Excerpted text
┄┄┄┄┄┄

I had to tell him what had happened so he would know to bring the jumper cables so I whispered it into the receiver. He agreed to come down on the condition that I mowed the lawn for the rest of the summer. What choice did I have? My mother’s car was dead and my girlfriend was already out past her midnight curfew. Quickly, I agreed.
On my way out the door to wait for my brother, the woman muttered, “Serves you right for screwing around all night out there.”
About a thousand comebacks flashed into my mind, but I stopped myself before any of them came out of my mouth.
She was right.
Author of BIG SLICK
When I was 17, my boyfriend Glen and I went to a drive-in movie. It was Labor Day weekend, and a sultry 90-something degrees in Houston.
Since Glen was the love of my life, our time was usually spent making out instead of watching the movie. This particular night was no exception. In the Houston heat, no breeze or air conditioning, we went at it with just the car windows down. Before long the high temp got to me. I started feeling light-headed and a bit nauseous. And right there, in the backseat of his car, I had a heat stroke. I don't know what was worse, the dehydration or the humiliation!
Glen went to the concession stand and got me a Coke, then drove me straight home. Still weak, he helped me stagger to the front door, then sped away.
But he did ask me out again...months later.
Author of the FORTUNE TELLERS CLUB series and GRANNY GERT AND THE BUNION BROTHERS
In my freshman year of high school, I was at the beach with my boyfriend and his friends, and I was wearing a new swimsuit. It was one of those strapless kinds and being flat-chested then (and um…still am) it didn't stay up very well.
I was sitting there, leaning back on my hands, admiring the ocean and enjoying the warm sun, when my boyfriend suddenly leaped up and yelled at his friends to go away.
I wondered what the fuss was about. I glanced down and sure enough, my swimsuit had creeped down, exposing my nonexistent chest!
HORRORS!
Needless to say, beach dates weren't my favorites after that.
And I learned to choose better swimsuits!

Author of CHINA: A KALEIDOSCOPE BOOK
When I was in school, I was dating a guy who worked for the fire department and knew all the access codes into the apartment complexes in town. So, for several weekends in a row, we sneaked into one particular complex and used their hot tub after-hours. We would laugh and talk and sing and revel in the fact that we, two crafty young people, had pulled one over on all those residents.
On our fourth night living the high life, man-of-my-dreams dared me to go skinny-dipping, and I (wanting to prove what a rebel a goody-goody honors student could be) accepted the challenge. As I mentioned before, we had been to this apartment complex several weekends in a row and were not shy about making our presence known.
And after putting up with us for several weekends, the residents of the apartment complex were no longer shy about calling the cops.
When the cops arrived and shone their flashlights in the hot tub, they found me, bobbing about in my birthday suit and doing my best to cover myself with layers of water. (It should be mentioned that man-of-my-dreams was dressed and found the situation entirely hilarious).

┄┄┄┄┄┄

Supplied material
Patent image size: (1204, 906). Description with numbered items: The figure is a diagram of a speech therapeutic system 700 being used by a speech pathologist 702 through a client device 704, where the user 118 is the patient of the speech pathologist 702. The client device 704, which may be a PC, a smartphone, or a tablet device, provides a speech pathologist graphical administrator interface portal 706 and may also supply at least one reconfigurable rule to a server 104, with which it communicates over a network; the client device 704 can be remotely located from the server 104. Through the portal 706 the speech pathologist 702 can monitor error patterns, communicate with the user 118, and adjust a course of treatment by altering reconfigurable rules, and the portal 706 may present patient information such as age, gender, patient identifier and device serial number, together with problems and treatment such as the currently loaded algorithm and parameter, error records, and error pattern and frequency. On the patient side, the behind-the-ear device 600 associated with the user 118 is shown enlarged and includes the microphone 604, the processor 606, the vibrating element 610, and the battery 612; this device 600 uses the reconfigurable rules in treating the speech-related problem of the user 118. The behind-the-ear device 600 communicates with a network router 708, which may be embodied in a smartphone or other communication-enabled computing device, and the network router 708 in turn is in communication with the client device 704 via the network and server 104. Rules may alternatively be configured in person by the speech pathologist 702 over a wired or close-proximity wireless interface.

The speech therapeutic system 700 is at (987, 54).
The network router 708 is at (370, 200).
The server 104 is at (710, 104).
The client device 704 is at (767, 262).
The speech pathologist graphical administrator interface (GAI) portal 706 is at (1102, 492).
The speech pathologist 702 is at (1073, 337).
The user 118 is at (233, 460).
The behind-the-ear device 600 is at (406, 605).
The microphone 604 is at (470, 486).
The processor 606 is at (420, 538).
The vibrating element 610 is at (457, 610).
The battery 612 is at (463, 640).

┄┄┄┄┄┄

Challenges
A: Decide whether each statement agrees with the dating stories, and support each yes or no with the deciding words from the text, quoted exactly. (i) In return for bringing jumper cables, the narrator's brother required the narrator to mow the lawn for the rest of the summer. (ii) The drive-in movie in Houston took place on Memorial Day weekend. (iii) When the cops arrived at the hot tub, the man who made the skinny-dipping dare was also undressed.
B: In the dating stories, recast the paragraph beginning "When I was in school, I was dating a guy" as a short list that keeps its main facts.
C: Extend the dating stories past their final sentence, carrying the hot tub episode forward.
The listing was taken from a different source than the dating stories.

Results of the tasks
A:
(i) Yes: "He agreed to come down on the condition that I mowed the lawn for the rest of the summer."
(ii) No: "It was Labor Day weekend"
(iii) No: "man-of-my-dreams was dressed and found the situation entirely hilarious"

B:
- While in school, the narrator dated a guy who worked for the fire department.
- He knew the access codes to the town's apartment complexes.
- For several weekends in a row, the two sneaked into one complex and used its hot tub after hours.
- They laughed, talked and sang there, pleased to have fooled the residents.

C:
He and I were warned about trespassing, and I received an extra lecture that the hot tub was not a clothing optional locale.
Needless to say, I don’t go near hot tubs anymore...and he hasn’t been the man-of-my-dreams for many years.
Author of ESCAPE FROM ARYLON,
CURSE OF ARASTOLD, and ONAJ’S HORN
My mother had always sworn I wouldn't be allowed to "car date" until I was sixteen, but shortly after my fifteenth birthday, I got a call from a boy who would be a senior – and captain of the football team – when school began in the fall. Of course, I said, "Yes, yes! I'd love to go out with you!"
He arrived, met the folks, and we left. About a half-hour into the date, I was so bored I could've screamed. He wasn't a dolt, but we had NADA in common. I guess that wasn't a problem for him, because before another hour had gone by (and the sun was completely over the yardarm), we were parked behind the shop building of the old high school (an extremely dark and deserted area).
I knew immediately why he would be football captain – he was faster than Joe Namath and had hands that could (and would) hang onto ANYTHING, no matter how small.
It was like fighting off an octopus.
Finally, after I'd practically jumped out the open car window to get away from him, I said, "If you don't take your hands off me, my mother will KILL you. Dead." And the moment the words were out of my mouth, I knew it was true!
He must have believed me, because he released me and drove me home. Even in the midst of my relief, though, I worried that he would talk about me and that I'd never have another date in my life.
As it turned out, I think he was so shocked a girl had rebuffed him, I became a challenge, like the Rubik's Cube of girls that he had to solve before he left high school.
He asked me out again and again for the rest of the school year, and I said, "I don't think so!" every time!
Still he persisted. It was a blessing when he went off to college, far, far away.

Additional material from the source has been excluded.